_WORK TO BE COMPLETED_
Read the data and repeat all of it exactly.

(Data items)
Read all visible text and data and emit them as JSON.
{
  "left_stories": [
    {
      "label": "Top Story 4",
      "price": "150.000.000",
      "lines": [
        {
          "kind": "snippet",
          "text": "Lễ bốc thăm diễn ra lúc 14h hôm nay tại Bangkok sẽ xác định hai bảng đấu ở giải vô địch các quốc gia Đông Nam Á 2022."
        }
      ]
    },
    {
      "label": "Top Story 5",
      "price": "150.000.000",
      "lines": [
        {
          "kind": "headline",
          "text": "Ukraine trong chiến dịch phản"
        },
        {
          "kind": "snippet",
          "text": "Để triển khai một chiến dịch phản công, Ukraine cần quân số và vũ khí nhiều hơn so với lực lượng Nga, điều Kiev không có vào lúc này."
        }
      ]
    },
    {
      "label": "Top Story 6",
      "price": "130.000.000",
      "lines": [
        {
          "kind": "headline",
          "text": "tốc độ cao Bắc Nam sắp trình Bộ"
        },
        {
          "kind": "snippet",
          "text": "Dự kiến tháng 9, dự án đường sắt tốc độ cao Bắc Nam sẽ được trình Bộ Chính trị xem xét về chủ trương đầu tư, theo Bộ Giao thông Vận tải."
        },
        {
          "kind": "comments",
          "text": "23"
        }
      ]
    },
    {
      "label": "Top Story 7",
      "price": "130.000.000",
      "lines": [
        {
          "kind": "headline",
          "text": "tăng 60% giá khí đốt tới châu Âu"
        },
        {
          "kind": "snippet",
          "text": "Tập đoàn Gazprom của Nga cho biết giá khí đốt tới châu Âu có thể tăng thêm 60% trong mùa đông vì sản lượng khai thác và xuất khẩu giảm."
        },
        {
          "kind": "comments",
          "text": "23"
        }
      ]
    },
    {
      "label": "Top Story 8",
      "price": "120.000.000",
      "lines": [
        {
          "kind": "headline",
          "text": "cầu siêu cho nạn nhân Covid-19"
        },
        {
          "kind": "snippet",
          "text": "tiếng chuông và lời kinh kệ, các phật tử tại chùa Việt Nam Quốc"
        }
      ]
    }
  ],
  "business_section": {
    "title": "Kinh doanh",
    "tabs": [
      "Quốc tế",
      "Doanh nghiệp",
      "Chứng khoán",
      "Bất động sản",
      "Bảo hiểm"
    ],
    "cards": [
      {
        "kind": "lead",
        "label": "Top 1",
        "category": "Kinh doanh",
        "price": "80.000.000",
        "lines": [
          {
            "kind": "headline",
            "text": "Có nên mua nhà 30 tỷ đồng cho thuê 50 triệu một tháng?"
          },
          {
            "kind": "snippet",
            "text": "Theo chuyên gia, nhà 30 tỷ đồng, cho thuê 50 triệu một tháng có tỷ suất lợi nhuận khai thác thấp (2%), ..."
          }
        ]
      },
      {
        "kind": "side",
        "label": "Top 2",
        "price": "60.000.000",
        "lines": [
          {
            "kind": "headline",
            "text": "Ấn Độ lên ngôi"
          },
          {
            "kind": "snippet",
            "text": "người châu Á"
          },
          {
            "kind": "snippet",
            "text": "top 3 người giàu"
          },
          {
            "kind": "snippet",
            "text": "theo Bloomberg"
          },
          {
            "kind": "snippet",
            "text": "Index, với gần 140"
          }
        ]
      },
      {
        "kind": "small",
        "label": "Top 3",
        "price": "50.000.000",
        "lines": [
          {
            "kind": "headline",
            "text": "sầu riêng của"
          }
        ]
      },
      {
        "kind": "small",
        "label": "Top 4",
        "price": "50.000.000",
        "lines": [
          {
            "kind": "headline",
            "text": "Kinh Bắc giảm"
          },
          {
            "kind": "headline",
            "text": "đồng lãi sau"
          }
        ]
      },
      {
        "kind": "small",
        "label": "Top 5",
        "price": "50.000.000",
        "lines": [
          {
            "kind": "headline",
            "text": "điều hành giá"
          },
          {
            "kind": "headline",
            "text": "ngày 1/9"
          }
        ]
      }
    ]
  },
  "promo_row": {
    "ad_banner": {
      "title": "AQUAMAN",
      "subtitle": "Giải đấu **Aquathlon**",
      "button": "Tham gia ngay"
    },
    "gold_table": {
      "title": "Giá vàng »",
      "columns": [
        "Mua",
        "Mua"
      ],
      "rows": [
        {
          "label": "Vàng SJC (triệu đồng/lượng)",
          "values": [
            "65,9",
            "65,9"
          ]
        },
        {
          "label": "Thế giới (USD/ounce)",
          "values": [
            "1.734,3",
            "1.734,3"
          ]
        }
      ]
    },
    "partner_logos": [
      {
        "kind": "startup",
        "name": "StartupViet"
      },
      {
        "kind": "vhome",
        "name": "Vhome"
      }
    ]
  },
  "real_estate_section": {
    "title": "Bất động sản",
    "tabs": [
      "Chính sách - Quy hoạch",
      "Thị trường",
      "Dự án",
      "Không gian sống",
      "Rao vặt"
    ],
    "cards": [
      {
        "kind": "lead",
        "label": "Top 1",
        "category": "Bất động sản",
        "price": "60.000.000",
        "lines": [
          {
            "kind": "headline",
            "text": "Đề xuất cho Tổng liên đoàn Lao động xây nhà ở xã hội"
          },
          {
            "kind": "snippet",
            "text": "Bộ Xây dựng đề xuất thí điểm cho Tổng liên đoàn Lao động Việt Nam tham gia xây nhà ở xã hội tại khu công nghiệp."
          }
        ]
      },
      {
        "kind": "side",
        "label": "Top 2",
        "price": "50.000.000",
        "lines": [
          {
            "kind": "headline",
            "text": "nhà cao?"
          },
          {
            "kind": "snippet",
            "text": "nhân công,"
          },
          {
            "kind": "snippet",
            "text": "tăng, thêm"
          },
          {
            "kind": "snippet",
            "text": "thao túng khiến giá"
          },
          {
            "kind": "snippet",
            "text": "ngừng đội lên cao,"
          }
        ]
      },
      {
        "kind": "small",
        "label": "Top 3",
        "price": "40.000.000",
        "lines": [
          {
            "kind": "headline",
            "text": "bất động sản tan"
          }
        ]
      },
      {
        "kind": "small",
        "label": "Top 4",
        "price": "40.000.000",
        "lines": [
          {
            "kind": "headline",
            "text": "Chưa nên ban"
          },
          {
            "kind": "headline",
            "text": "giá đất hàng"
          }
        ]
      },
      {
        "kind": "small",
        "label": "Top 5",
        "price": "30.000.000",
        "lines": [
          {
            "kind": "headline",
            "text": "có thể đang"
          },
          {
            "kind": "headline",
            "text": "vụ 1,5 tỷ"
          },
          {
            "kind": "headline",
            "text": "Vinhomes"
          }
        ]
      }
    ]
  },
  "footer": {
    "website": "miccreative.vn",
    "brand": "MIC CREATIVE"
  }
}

_WORKED SOLUTION_
Read all visible text and data and emit them as JSON.
{
  "left_stories": [
    {
      "label": "Top Story 4",
      "price": "150.000.000",
      "lines": [
        {
          "kind": "snippet",
          "text": "Lễ bốc thăm diễn ra lúc 14h hôm nay tại Bangkok sẽ xác định hai bảng đấu ở giải vô địch các quốc gia Đông Nam Á 2022."
        }
      ]
    },
    {
      "label": "Top Story 5",
      "price": "150.000.000",
      "lines": [
        {
          "kind": "headline",
          "text": "Ukraine trong chiến dịch phản"
        },
        {
          "kind": "snippet",
          "text": "Để triển khai một chiến dịch phản công, Ukraine cần quân số và vũ khí nhiều hơn so với lực lượng Nga, điều Kiev không có vào lúc này."
        }
      ]
    },
    {
      "label": "Top Story 6",
      "price": "130.000.000",
      "lines": [
        {
          "kind": "headline",
          "text": "tốc độ cao Bắc Nam sắp trình Bộ"
        },
        {
          "kind": "snippet",
          "text": "Dự kiến tháng 9, dự án đường sắt tốc độ cao Bắc Nam sẽ được trình Bộ Chính trị xem xét về chủ trương đầu tư, theo Bộ Giao thông Vận tải."
        },
        {
          "kind": "comments",
          "text": "23"
        }
      ]
    },
    {
      "label": "Top Story 7",
      "price": "130.000.000",
      "lines": [
        {
          "kind": "headline",
          "text": "tăng 60% giá khí đốt tới châu Âu"
        },
        {
          "kind": "snippet",
          "text": "Tập đoàn Gazprom của Nga cho biết giá khí đốt tới châu Âu có thể tăng thêm 60% trong mùa đông vì sản lượng khai thác và xuất khẩu giảm."
        },
        {
          "kind": "comments",
          "text": "23"
        }
      ]
    },
    {
      "label": "Top Story 8",
      "price": "120.000.000",
      "lines": [
        {
          "kind": "headline",
          "text": "cầu siêu cho nạn nhân Covid-19"
        },
        {
          "kind": "snippet",
          "text": "tiếng chuông và lời kinh kệ, các phật tử tại chùa Việt Nam Quốc"
        }
      ]
    }
  ],
  "business_section": {
    "title": "Kinh doanh",
    "tabs": [
      "Quốc tế",
      "Doanh nghiệp",
      "Chứng khoán",
      "Bất động sản",
      "Bảo hiểm"
    ],
    "cards": [
      {
        "kind": "lead",
        "label": "Top 1",
        "category": "Kinh doanh",
        "price": "80.000.000",
        "lines": [
          {
            "kind": "headline",
            "text": "Có nên mua nhà 30 tỷ đồng cho thuê 50 triệu một tháng?"
          },
          {
            "kind": "snippet",
            "text": "Theo chuyên gia, nhà 30 tỷ đồng, cho thuê 50 triệu một tháng có tỷ suất lợi nhuận khai thác thấp (2%), ..."
          }
        ]
      },
      {
        "kind": "side",
        "label": "Top 2",
        "price": "60.000.000",
        "lines": [
          {
            "kind": "headline",
            "text": "Ấn Độ lên ngôi"
          },
          {
            "kind": "snippet",
            "text": "người châu Á"
          },
          {
            "kind": "snippet",
            "text": "top 3 người giàu"
          },
          {
            "kind": "snippet",
            "text": "theo Bloomberg"
          },
          {
            "kind": "snippet",
            "text": "Index, với gần 140"
          }
        ]
      },
      {
        "kind": "small",
        "label": "Top 3",
        "price": "50.000.000",
        "lines": [
          {
            "kind": "headline",
            "text": "sầu riêng của"
          }
        ]
      },
      {
        "kind": "small",
        "label": "Top 4",
        "price": "50.000.000",
        "lines": [
          {
            "kind": "headline",
            "text": "Kinh Bắc giảm"
          },
          {
            "kind": "headline",
            "text": "đồng lãi sau"
          }
        ]
      },
      {
        "kind": "small",
        "label": "Top 5",
        "price": "50.000.000",
        "lines": [
          {
            "kind": "headline",
            "text": "điều hành giá"
          },
          {
            "kind": "headline",
            "text": "ngày 1/9"
          }
        ]
      }
    ]
  },
  "promo_row": {
    "ad_banner": {
      "title": "AQUAMAN",
      "subtitle": "Giải đấu **Aquathlon**",
      "button": "Tham gia ngay"
    },
    "gold_table": {
      "title": "Giá vàng »",
      "columns": [
        "Mua",
        "Mua"
      ],
      "rows": [
        {
          "label": "Vàng SJC (triệu đồng/lượng)",
          "values": [
            "65,9",
            "65,9"
          ]
        },
        {
          "label": "Thế giới (USD/ounce)",
          "values": [
            "1.734,3",
            "1.734,3"
          ]
        }
      ]
    },
    "partner_logos": [
      {
        "kind": "startup",
        "name": "StartupViet"
      },
      {
        "kind": "vhome",
        "name": "Vhome"
      }
    ]
  },
  "real_estate_section": {
    "title": "Bất động sản",
    "tabs": [
      "Chính sách - Quy hoạch",
      "Thị trường",
      "Dự án",
      "Không gian sống",
      "Rao vặt"
    ],
    "cards": [
      {
        "kind": "lead",
        "label": "Top 1",
        "category": "Bất động sản",
        "price": "60.000.000",
        "lines": [
          {
            "kind": "headline",
            "text": "Đề xuất cho Tổng liên đoàn Lao động xây nhà ở xã hội"
          },
          {
            "kind": "snippet",
            "text": "Bộ Xây dựng đề xuất thí điểm cho Tổng liên đoàn Lao động Việt Nam tham gia xây nhà ở xã hội tại khu công nghiệp."
          }
        ]
      },
      {
        "kind": "side",
        "label": "Top 2",
        "price": "50.000.000",
        "lines": [
          {
            "kind": "headline",
            "text": "nhà cao?"
          },
          {
            "kind": "snippet",
            "text": "nhân công,"
          },
          {
            "kind": "snippet",
            "text": "tăng, thêm"
          },
          {
            "kind": "snippet",
            "text": "thao túng khiến giá"
          },
          {
            "kind": "snippet",
            "text": "ngừng đội lên cao,"
          }
        ]
      },
      {
        "kind": "small",
        "label": "Top 3",
        "price": "40.000.000",
        "lines": [
          {
            "kind": "headline",
            "text": "bất động sản tan"
          }
        ]
      },
      {
        "kind": "small",
        "label": "Top 4",
        "price": "40.000.000",
        "lines": [
          {
            "kind": "headline",
            "text": "Chưa nên ban"
          },
          {
            "kind": "headline",
            "text": "giá đất hàng"
          }
        ]
      },
      {
        "kind": "small",
        "label": "Top 5",
        "price": "30.000.000",
        "lines": [
          {
            "kind": "headline",
            "text": "có thể đang"
          },
          {
            "kind": "headline",
            "text": "vụ 1,5 tỷ"
          },
          {
            "kind": "headline",
            "text": "Vinhomes"
          }
        ]
      }
    ]
  },
  "footer": {
    "website": "miccreative.vn",
    "brand": "MIC CREATIVE"
  }
}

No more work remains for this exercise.